[Dataset records]

--- BEGIN ---

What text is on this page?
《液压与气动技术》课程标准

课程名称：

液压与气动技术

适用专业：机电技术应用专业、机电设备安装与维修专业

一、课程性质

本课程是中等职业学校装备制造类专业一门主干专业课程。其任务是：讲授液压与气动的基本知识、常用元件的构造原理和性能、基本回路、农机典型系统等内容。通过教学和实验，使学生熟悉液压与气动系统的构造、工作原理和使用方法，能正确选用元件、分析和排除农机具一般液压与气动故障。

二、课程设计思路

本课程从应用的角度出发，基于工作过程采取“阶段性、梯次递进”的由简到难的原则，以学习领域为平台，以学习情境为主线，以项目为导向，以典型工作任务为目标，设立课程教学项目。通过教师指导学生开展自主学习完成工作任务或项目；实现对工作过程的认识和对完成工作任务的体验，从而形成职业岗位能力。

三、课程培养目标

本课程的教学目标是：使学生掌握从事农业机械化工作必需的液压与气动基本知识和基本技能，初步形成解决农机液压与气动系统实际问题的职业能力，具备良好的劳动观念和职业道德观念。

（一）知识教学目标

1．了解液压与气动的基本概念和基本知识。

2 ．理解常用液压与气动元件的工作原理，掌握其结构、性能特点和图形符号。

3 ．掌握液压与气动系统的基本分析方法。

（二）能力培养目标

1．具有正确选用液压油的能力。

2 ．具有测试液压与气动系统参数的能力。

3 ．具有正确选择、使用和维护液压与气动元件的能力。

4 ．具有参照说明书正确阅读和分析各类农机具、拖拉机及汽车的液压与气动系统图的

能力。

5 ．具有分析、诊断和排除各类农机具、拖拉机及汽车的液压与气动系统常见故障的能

--- END ---

Set task> Reproduce the records in full, exactly as written.

Written answer>
What text is on this page?
《液压与气动技术》课程标准

课程名称：

液压与气动技术

适用专业：机电技术应用专业、机电设备安装与维修专业

一、课程性质

本课程是中等职业学校装备制造类专业一门主干专业课程。其任务是：讲授液压与气动的基本知识、常用元件的构造原理和性能、基本回路、农机典型系统等内容。通过教学和实验，使学生熟悉液压与气动系统的构造、工作原理和使用方法，能正确选用元件、分析和排除农机具一般液压与气动故障。

二、课程设计思路

本课程从应用的角度出发，基于工作过程采取“阶段性、梯次递进”的由简到难的原则，以学习领域为平台，以学习情境为主线，以项目为导向，以典型工作任务为目标，设立课程教学项目。通过教师指导学生开展自主学习完成工作任务或项目；实现对工作过程的认识和对完成工作任务的体验，从而形成职业岗位能力。

三、课程培养目标

本课程的教学目标是：使学生掌握从事农业机械化工作必需的液压与气动基本知识和基本技能，初步形成解决农机液压与气动系统实际问题的职业能力，具备良好的劳动观念和职业道德观念。

（一）知识教学目标

1．了解液压与气动的基本概念和基本知识。

2 ．理解常用液压与气动元件的工作原理，掌握其结构、性能特点和图形符号。

3 ．掌握液压与气动系统的基本分析方法。

（二）能力培养目标

1．具有正确选用液压油的能力。

2 ．具有测试液压与气动系统参数的能力。

3 ．具有正确选择、使用和维护液压与气动元件的能力。

4 ．具有参照说明书正确阅读和分析各类农机具、拖拉机及汽车的液压与气动系统图的

能力。

5 ．具有分析、诊断和排除各类农机具、拖拉机及汽车的液压与气动系统常见故障的能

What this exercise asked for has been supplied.